▸ **Prompt**
Find how many lines hold the word "prompts" and give that number only.

··· Raw data ···

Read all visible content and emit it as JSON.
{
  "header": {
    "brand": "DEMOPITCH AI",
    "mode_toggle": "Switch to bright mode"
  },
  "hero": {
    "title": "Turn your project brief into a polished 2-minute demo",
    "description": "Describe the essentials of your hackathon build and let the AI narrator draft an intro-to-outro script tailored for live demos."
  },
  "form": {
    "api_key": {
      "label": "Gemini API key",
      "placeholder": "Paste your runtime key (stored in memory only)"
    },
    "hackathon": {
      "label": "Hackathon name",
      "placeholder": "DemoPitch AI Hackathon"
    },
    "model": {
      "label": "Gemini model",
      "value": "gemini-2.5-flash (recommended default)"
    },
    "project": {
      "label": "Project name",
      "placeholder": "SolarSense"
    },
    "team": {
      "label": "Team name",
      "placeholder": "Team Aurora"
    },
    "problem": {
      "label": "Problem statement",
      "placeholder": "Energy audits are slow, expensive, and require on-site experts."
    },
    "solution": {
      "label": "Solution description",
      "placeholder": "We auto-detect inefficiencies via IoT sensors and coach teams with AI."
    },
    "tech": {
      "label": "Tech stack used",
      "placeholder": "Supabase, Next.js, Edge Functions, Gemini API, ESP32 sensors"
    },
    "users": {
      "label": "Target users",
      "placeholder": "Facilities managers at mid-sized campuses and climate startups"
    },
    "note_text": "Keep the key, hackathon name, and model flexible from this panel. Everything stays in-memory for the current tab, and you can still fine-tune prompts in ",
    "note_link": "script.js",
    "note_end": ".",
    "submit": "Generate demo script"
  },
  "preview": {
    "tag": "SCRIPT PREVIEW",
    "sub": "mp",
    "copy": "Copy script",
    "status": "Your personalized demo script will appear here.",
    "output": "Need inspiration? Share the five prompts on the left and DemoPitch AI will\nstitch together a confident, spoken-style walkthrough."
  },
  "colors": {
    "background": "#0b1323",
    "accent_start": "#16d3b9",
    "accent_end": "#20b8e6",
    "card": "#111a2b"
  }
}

···

▸ **Response for this exercise**
2